+++ RECORDS FOR PROCESSING +++
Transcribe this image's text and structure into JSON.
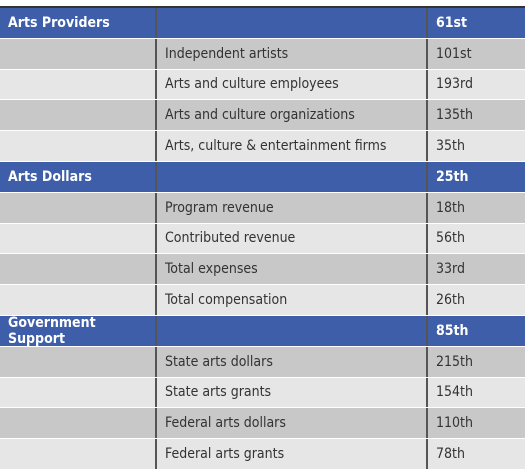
{
  "sections": [
    {
      "title": "Arts Providers",
      "rank": "61st",
      "items": [
        {
          "label": "Independent artists",
          "rank": "101st"
        },
        {
          "label": "Arts and culture employees",
          "rank": "193rd"
        },
        {
          "label": "Arts and culture organizations",
          "rank": "135th"
        },
        {
          "label": "Arts, culture & entertainment firms",
          "rank": "35th"
        }
      ]
    },
    {
      "title": "Arts Dollars",
      "rank": "25th",
      "items": [
        {
          "label": "Program revenue",
          "rank": "18th"
        },
        {
          "label": "Contributed revenue",
          "rank": "56th"
        },
        {
          "label": "Total expenses",
          "rank": "33rd"
        },
        {
          "label": "Total compensation",
          "rank": "26th"
        }
      ]
    },
    {
      "title": "Government Support",
      "rank": "85th",
      "items": [
        {
          "label": "State arts dollars",
          "rank": "215th"
        },
        {
          "label": "State arts grants",
          "rank": "154th"
        },
        {
          "label": "Federal arts dollars",
          "rank": "110th"
        },
        {
          "label": "Federal arts grants",
          "rank": "78th"
        }
      ]
    }
  ]
}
+++
■ **WHAT TO PRODUCE**: Write down only how many lines in the listing contain the word "Federal".

■ **OUTPUT**: 2